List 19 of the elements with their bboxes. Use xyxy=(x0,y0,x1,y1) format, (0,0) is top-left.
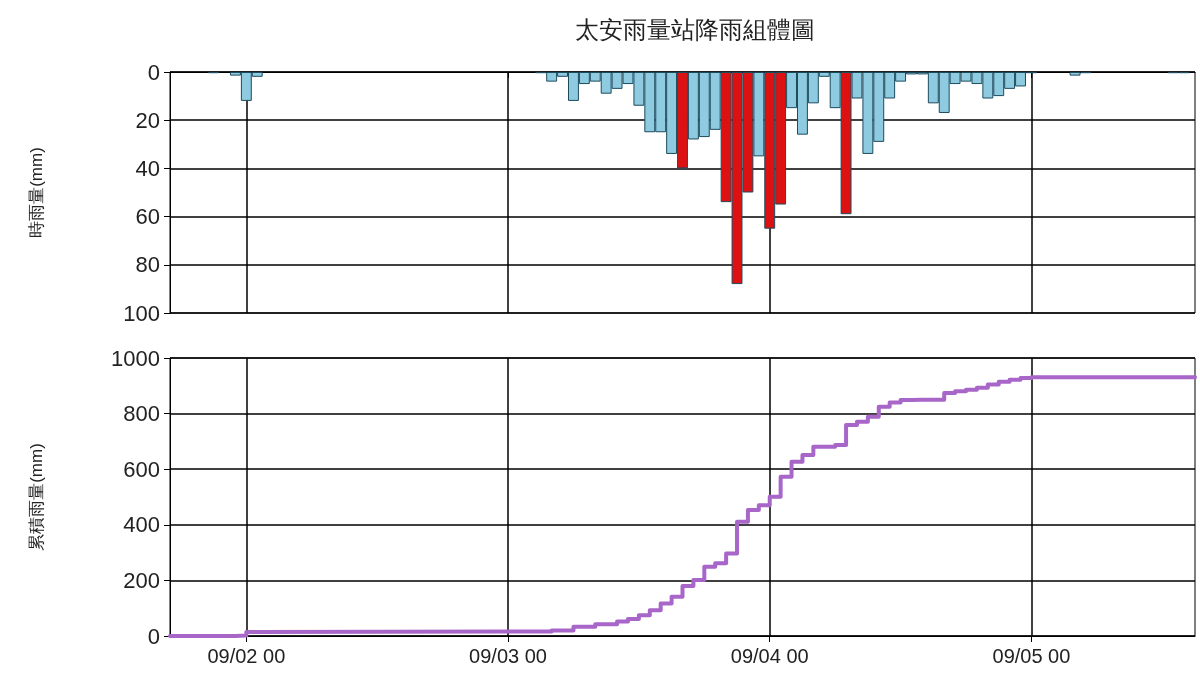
chart-title: 太安雨量站降雨組體圖 xyxy=(575,15,815,43)
y-tick-label: 800 xyxy=(123,401,160,427)
y-tick-label: 600 xyxy=(123,456,160,482)
x-tick-label: 09/02 00 xyxy=(207,645,286,667)
y-tick-label: 1000 xyxy=(111,345,160,371)
y-axis-title: 時雨量(mm) xyxy=(27,147,46,238)
x-tick-label: 09/05 00 xyxy=(992,645,1071,667)
y-tick-label: 60 xyxy=(135,204,160,230)
y-tick-label: 100 xyxy=(123,300,160,326)
y-tick-label: 400 xyxy=(123,512,160,538)
x-tick-label: 09/03 00 xyxy=(469,645,547,667)
y-axis-title: 累積雨量(mm) xyxy=(27,443,46,551)
y-tick-label: 0 xyxy=(147,59,160,85)
y-tick-label: 0 xyxy=(147,623,160,649)
x-tick-label: 09/04 00 xyxy=(730,645,809,667)
y-tick-label: 20 xyxy=(135,107,160,133)
y-tick-label: 80 xyxy=(135,252,160,278)
y-tick-label: 40 xyxy=(135,155,160,181)
y-tick-label: 200 xyxy=(123,567,160,593)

++++++

# Directions
Gather every line in the records above that contains the string "axis" and copy each one out.

# Output of the task
y-axis-title: 時雨量(mm) xyxy=(27,147,46,238)
y-axis-title: 累積雨量(mm) xyxy=(27,443,46,551)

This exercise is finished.